Provided passage
Editor’s note: This summer, as the urgent issue of racial injustice took center stage, ASA and Justice in Aging embarked upon a series of articles in Generations Today highlighting for the aging advocacy community how aging, identity and racial equity intersect. Called "On Aging, Race, Identity and Equity," the articles will run in each issue for a year.
The COVID-19 pandemic poses challenges for nearly all communities across the country. Yet older people of color face even greater burdens with mounting disparities that must be identified and resolved.
As COVID-19 continues to ravage communities of color, data show shocking disparities in outcome based on race and ethnicity. Recent data show significantly higher COVID-19 hospitalizations for Black, Latinx, and American Indian/Alaska Native Medicare beneficiaries. The rates are even higher for people of color who are dually enrolled in Medicare and Medicaid. Racial and ethnic inequities in healthcare are magnified in long term care settings as nursing facilities have seen some of the largest outbreaks of COVID-19 infections and devastating mortality rates. In particular, facilities with predominantly Black and Latinx residents have significantly higher numbers of infections and mortalities compared to facilities with predominantly white residents.
The pandemic exacerbates healthcare inequities for older adults with some states and hospitals implementing crisis standards that limit access to life-saving treatment. These standards often include ageist and ableist policies that triage resources. While advocates are working to resolve discriminatory standards, many still include biased policies that disproportionately impact older adults of color. For example, many policies consider a patient’s long-term survivability based on their existing health issues, even if they are likely to survive COVID-19.
Due in large part to systemic racism and reduced access to healthcare, older adults of color have higher rates of conditions like diabetes, hypertension and heart disease. Using a patient’s life expectancy creates policies that exacerbate existing health inequities among communities of color. Crisis standards must triage resources in a manner which does not include ageist or ableist policies or compound long-standing inequities in healthcare.
Older Asian Americans and Pacific Islanders (AAPI) experience additional hardships. Since the beginning of the pandemic, older AAPI were subjected to xenophobic harassment, leading to social isolation long before stay-at-home orders took place. Dorothy, a 72-year-old Chinese American experienced all of these challenges and more in her neighborhood in Seattle’s Chinatown. She witnessed Chinese-owned businesses lose customers and the cancellation of celebrated events like Lunar New Year weeks in advance of Seattle’s stay-at-home order.
An Opportunity to Dismantle Inadequate and Racist Systems
Over the following months, more older adults experienced depression and loneliness due to significantly reduced visitation from loved ones. The effects of isolation are particularly devastating in nursing facilities and other congregate residential settings where visitors are barred absent limited circumstances. Isolation is even more acute for older adults with Limited English Proficiency (LEP) as restrictions on visitation prevent loved ones who speak their primary language from visiting. Difficulty accessing interpreters and translated materials further prevents older adults with LEP from utilizing telehealth for remote medical appointments.
‘Eliminating the systemic racism resulting in health disparities among older adults of color is a massive undertaking.’
This moment creates an opportunity to dismantle the inadequate and racist systems that underpin our long-term care and healthcare infrastructure. While care facilities can exercise safe infection control measures to reduce the spread of Coronavirus, access to Home and Community-Based Services (HCBS) allow older adults and persons with disabilities to avoid nursing home placement by receiving services in their homes or communities, and would do much more to save lives and reduce the spread of the virus.

Exercise requirements
(A) According to the article on COVID-19 and older people of color, which conditions do older adults of color have higher rates of?
(B) Quote the article on COVID-19 and older people of color, starting at "Older Asian Americans" and ending at "Seattle’s stay-at-home order.".
The records after this point are separate material and are unrelated to the article on COVID-19 and older people of color.

Extracted entries
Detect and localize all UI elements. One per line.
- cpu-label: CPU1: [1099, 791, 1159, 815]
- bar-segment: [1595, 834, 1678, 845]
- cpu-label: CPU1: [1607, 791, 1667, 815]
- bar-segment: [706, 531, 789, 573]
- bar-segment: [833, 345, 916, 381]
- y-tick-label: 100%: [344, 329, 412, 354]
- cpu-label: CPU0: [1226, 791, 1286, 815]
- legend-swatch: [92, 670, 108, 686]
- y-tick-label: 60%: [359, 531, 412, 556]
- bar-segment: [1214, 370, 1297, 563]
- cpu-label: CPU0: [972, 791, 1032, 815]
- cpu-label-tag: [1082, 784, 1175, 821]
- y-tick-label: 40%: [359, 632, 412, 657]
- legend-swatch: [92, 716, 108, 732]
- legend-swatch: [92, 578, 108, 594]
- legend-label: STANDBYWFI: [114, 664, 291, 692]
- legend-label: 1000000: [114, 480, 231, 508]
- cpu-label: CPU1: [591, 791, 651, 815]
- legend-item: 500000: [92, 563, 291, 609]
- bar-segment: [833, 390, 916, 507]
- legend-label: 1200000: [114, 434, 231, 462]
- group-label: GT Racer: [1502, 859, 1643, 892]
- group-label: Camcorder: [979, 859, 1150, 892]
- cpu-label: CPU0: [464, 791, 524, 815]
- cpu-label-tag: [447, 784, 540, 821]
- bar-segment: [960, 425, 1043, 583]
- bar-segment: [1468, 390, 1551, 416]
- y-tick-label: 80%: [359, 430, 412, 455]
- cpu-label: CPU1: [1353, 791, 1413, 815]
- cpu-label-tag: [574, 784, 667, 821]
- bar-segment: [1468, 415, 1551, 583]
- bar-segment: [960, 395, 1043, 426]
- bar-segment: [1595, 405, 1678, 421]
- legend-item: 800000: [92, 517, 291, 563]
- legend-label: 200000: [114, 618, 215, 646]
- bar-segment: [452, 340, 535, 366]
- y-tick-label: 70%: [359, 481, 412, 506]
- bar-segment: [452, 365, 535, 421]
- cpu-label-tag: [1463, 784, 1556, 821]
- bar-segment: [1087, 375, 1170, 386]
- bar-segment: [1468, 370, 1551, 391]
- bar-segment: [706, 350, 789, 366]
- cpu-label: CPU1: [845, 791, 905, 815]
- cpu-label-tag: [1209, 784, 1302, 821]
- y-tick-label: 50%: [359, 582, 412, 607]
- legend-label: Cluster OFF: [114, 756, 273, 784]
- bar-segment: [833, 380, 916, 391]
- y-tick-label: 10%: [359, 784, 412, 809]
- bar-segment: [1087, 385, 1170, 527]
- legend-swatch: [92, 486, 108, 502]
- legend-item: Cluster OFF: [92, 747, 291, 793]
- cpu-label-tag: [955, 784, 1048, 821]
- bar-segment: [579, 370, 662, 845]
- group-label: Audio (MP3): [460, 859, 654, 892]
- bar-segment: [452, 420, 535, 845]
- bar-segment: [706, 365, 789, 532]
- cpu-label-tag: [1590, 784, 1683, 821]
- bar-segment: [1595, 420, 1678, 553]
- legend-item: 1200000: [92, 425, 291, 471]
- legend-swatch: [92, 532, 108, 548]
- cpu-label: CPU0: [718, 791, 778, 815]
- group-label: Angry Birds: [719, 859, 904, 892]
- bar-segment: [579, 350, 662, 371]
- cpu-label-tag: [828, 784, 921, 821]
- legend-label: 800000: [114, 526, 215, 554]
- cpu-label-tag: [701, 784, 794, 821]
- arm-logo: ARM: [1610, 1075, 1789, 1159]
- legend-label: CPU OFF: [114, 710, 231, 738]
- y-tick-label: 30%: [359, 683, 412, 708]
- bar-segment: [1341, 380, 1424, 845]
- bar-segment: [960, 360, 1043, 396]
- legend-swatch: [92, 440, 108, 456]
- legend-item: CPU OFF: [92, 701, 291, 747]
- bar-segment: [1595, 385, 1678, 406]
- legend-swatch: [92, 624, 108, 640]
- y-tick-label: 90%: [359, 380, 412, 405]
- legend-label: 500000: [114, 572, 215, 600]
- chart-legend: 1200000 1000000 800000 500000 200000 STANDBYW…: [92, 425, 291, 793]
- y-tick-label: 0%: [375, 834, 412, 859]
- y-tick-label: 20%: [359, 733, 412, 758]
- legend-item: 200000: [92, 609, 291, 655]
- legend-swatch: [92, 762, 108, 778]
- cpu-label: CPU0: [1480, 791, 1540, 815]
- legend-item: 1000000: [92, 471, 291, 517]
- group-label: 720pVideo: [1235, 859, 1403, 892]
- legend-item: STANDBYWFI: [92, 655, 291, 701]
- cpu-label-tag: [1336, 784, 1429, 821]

Exercise solutions
(A) Diabetes, hypertension and heart disease.

(B)
Older Asian Americans and Pacific Islanders (AAPI) experience additional hardships. Since the beginning of the pandemic, older AAPI were subjected to xenophobic harassment, leading to social isolation long before stay-at-home orders took place. Dorothy, a 72-year-old Chinese American experienced all of these challenges and more in her neighborhood in Seattle’s Chinatown. She witnessed Chinese-owned businesses lose customers and the cancellation of celebrated events like Lunar New Year weeks in advance of Seattle’s stay-at-home order.